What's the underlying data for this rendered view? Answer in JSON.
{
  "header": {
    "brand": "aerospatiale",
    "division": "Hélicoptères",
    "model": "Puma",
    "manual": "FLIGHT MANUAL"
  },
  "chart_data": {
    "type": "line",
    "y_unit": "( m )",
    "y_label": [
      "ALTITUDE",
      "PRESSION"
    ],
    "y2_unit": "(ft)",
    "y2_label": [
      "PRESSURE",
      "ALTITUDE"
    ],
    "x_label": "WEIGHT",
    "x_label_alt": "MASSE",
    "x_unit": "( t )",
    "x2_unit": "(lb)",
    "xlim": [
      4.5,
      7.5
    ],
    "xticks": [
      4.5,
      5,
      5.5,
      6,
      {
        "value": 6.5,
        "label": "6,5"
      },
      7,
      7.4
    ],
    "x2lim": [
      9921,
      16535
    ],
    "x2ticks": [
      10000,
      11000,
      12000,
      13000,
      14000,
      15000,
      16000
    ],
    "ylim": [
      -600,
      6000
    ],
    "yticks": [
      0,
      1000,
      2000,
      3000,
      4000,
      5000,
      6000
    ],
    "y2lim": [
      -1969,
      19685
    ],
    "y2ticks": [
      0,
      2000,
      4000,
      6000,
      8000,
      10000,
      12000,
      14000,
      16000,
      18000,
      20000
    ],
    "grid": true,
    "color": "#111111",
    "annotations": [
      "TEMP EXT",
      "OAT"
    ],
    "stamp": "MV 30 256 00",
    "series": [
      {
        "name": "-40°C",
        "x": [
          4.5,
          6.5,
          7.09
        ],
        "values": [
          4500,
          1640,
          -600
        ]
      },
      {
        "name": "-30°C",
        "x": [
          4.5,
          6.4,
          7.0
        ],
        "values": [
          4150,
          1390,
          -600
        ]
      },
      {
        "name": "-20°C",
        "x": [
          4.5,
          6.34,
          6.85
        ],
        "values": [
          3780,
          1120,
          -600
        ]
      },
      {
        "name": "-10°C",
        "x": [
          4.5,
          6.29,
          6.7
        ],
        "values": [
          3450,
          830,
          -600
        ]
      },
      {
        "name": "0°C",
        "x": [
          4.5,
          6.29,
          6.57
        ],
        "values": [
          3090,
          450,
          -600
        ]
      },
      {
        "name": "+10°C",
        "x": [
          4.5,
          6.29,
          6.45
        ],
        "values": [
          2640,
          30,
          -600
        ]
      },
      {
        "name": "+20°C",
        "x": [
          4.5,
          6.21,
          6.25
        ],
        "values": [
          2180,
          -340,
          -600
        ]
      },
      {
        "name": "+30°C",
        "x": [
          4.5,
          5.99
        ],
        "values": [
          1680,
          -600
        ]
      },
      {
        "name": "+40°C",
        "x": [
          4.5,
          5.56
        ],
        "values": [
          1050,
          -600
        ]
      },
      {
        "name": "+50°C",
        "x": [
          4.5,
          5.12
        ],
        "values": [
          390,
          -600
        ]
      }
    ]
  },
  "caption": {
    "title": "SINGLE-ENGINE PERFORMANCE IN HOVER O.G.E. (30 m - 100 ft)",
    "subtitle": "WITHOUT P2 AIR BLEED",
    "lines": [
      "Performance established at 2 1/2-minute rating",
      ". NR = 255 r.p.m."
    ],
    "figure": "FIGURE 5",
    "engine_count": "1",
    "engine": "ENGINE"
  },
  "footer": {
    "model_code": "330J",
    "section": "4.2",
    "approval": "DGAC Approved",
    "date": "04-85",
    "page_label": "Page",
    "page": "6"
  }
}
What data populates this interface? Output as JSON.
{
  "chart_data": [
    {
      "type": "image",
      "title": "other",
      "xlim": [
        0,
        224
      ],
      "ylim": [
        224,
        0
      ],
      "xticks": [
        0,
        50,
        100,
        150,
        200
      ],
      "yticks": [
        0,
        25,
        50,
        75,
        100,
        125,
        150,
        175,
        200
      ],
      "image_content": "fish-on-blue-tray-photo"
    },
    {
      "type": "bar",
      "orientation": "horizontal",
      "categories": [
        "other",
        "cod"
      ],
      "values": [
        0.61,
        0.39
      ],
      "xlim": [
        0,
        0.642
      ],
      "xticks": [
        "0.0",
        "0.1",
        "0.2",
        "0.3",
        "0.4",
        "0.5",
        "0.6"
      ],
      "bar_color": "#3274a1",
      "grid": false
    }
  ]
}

####################

GIVEN TASK: Print the material once more, exactly.

SOLUTION FOR THIS EXERCISE:
What's the underlying data for this rendered view? Answer in JSON.
{
  "header": {
    "brand": "aerospatiale",
    "division": "Hélicoptères",
    "model": "Puma",
    "manual": "FLIGHT MANUAL"
  },
  "chart_data": {
    "type": "line",
    "y_unit": "( m )",
    "y_label": [
      "ALTITUDE",
      "PRESSION"
    ],
    "y2_unit": "(ft)",
    "y2_label": [
      "PRESSURE",
      "ALTITUDE"
    ],
    "x_label": "WEIGHT",
    "x_label_alt": "MASSE",
    "x_unit": "( t )",
    "x2_unit": "(lb)",
    "xlim": [
      4.5,
      7.5
    ],
    "xticks": [
      4.5,
      5,
      5.5,
      6,
      {
        "value": 6.5,
        "label": "6,5"
      },
      7,
      7.4
    ],
    "x2lim": [
      9921,
      16535
    ],
    "x2ticks": [
      10000,
      11000,
      12000,
      13000,
      14000,
      15000,
      16000
    ],
    "ylim": [
      -600,
      6000
    ],
    "yticks": [
      0,
      1000,
      2000,
      3000,
      4000,
      5000,
      6000
    ],
    "y2lim": [
      -1969,
      19685
    ],
    "y2ticks": [
      0,
      2000,
      4000,
      6000,
      8000,
      10000,
      12000,
      14000,
      16000,
      18000,
      20000
    ],
    "grid": true,
    "color": "#111111",
    "annotations": [
      "TEMP EXT",
      "OAT"
    ],
    "stamp": "MV 30 256 00",
    "series": [
      {
        "name": "-40°C",
        "x": [
          4.5,
          6.5,
          7.09
        ],
        "values": [
          4500,
          1640,
          -600
        ]
      },
      {
        "name": "-30°C",
        "x": [
          4.5,
          6.4,
          7.0
        ],
        "values": [
          4150,
          1390,
          -600
        ]
      },
      {
        "name": "-20°C",
        "x": [
          4.5,
          6.34,
          6.85
        ],
        "values": [
          3780,
          1120,
          -600
        ]
      },
      {
        "name": "-10°C",
        "x": [
          4.5,
          6.29,
          6.7
        ],
        "values": [
          3450,
          830,
          -600
        ]
      },
      {
        "name": "0°C",
        "x": [
          4.5,
          6.29,
          6.57
        ],
        "values": [
          3090,
          450,
          -600
        ]
      },
      {
        "name": "+10°C",
        "x": [
          4.5,
          6.29,
          6.45
        ],
        "values": [
          2640,
          30,
          -600
        ]
      },
      {
        "name": "+20°C",
        "x": [
          4.5,
          6.21,
          6.25
        ],
        "values": [
          2180,
          -340,
          -600
        ]
      },
      {
        "name": "+30°C",
        "x": [
          4.5,
          5.99
        ],
        "values": [
          1680,
          -600
        ]
      },
      {
        "name": "+40°C",
        "x": [
          4.5,
          5.56
        ],
        "values": [
          1050,
          -600
        ]
      },
      {
        "name": "+50°C",
        "x": [
          4.5,
          5.12
        ],
        "values": [
          390,
          -600
        ]
      }
    ]
  },
  "caption": {
    "title": "SINGLE-ENGINE PERFORMANCE IN HOVER O.G.E. (30 m - 100 ft)",
    "subtitle": "WITHOUT P2 AIR BLEED",
    "lines": [
      "Performance established at 2 1/2-minute rating",
      ". NR = 255 r.p.m."
    ],
    "figure": "FIGURE 5",
    "engine_count": "1",
    "engine": "ENGINE"
  },
  "footer": {
    "model_code": "330J",
    "section": "4.2",
    "approval": "DGAC Approved",
    "date": "04-85",
    "page_label": "Page",
    "page": "6"
  }
}
What data populates this interface? Output as JSON.
{
  "chart_data": [
    {
      "type": "image",
      "title": "other",
      "xlim": [
        0,
        224
      ],
      "ylim": [
        224,
        0
      ],
      "xticks": [
        0,
        50,
        100,
        150,
        200
      ],
      "yticks": [
        0,
        25,
        50,
        75,
        100,
        125,
        150,
        175,
        200
      ],
      "image_content": "fish-on-blue-tray-photo"
    },
    {
      "type": "bar",
      "orientation": "horizontal",
      "categories": [
        "other",
        "cod"
      ],
      "values": [
        0.61,
        0.39
      ],
      "xlim": [
        0,
        0.642
      ],
      "xticks": [
        "0.0",
        "0.1",
        "0.2",
        "0.3",
        "0.4",
        "0.5",
        "0.6"
      ],
      "bar_color": "#3274a1",
      "grid": false
    }
  ]
}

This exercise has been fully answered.